PROBLEM TO SOLVE: What follows is a listing. Return every line of it exactly.

-- -- --

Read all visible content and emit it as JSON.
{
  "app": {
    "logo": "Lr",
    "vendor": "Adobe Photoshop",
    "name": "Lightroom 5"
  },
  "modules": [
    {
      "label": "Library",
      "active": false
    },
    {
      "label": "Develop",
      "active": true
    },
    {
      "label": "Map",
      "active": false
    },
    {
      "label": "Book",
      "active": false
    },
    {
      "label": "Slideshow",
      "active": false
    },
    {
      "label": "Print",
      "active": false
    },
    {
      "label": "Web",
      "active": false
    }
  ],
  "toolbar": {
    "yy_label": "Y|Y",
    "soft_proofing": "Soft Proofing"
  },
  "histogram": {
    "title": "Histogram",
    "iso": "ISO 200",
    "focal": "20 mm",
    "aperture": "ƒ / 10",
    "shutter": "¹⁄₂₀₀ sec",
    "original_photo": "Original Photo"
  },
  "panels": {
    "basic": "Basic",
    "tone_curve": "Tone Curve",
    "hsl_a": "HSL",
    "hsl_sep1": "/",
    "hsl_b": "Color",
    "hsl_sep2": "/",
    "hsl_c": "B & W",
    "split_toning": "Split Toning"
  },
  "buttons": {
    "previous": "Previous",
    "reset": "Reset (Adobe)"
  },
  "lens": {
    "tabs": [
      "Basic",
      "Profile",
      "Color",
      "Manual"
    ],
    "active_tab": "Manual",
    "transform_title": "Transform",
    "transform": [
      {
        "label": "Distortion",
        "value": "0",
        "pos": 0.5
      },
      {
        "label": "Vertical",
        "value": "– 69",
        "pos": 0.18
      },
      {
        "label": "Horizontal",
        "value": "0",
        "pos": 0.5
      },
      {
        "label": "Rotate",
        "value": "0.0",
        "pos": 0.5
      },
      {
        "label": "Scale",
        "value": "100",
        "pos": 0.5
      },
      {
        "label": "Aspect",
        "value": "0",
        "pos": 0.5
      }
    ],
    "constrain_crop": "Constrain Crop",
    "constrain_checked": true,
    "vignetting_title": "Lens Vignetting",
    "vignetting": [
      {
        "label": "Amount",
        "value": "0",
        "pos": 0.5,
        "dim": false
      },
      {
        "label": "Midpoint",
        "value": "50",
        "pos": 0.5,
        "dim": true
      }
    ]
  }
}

-- -- --

CORRECT RESULT:
Read all visible content and emit it as JSON.
{
  "app": {
    "logo": "Lr",
    "vendor": "Adobe Photoshop",
    "name": "Lightroom 5"
  },
  "modules": [
    {
      "label": "Library",
      "active": false
    },
    {
      "label": "Develop",
      "active": true
    },
    {
      "label": "Map",
      "active": false
    },
    {
      "label": "Book",
      "active": false
    },
    {
      "label": "Slideshow",
      "active": false
    },
    {
      "label": "Print",
      "active": false
    },
    {
      "label": "Web",
      "active": false
    }
  ],
  "toolbar": {
    "yy_label": "Y|Y",
    "soft_proofing": "Soft Proofing"
  },
  "histogram": {
    "title": "Histogram",
    "iso": "ISO 200",
    "focal": "20 mm",
    "aperture": "ƒ / 10",
    "shutter": "¹⁄₂₀₀ sec",
    "original_photo": "Original Photo"
  },
  "panels": {
    "basic": "Basic",
    "tone_curve": "Tone Curve",
    "hsl_a": "HSL",
    "hsl_sep1": "/",
    "hsl_b": "Color",
    "hsl_sep2": "/",
    "hsl_c": "B & W",
    "split_toning": "Split Toning"
  },
  "buttons": {
    "previous": "Previous",
    "reset": "Reset (Adobe)"
  },
  "lens": {
    "tabs": [
      "Basic",
      "Profile",
      "Color",
      "Manual"
    ],
    "active_tab": "Manual",
    "transform_title": "Transform",
    "transform": [
      {
        "label": "Distortion",
        "value": "0",
        "pos": 0.5
      },
      {
        "label": "Vertical",
        "value": "– 69",
        "pos": 0.18
      },
      {
        "label": "Horizontal",
        "value": "0",
        "pos": 0.5
      },
      {
        "label": "Rotate",
        "value": "0.0",
        "pos": 0.5
      },
      {
        "label": "Scale",
        "value": "100",
        "pos": 0.5
      },
      {
        "label": "Aspect",
        "value": "0",
        "pos": 0.5
      }
    ],
    "constrain_crop": "Constrain Crop",
    "constrain_checked": true,
    "vignetting_title": "Lens Vignetting",
    "vignetting": [
      {
        "label": "Amount",
        "value": "0",
        "pos": 0.5,
        "dim": false
      },
      {
        "label": "Midpoint",
        "value": "50",
        "pos": 0.5,
        "dim": true
      }
    ]
  }
}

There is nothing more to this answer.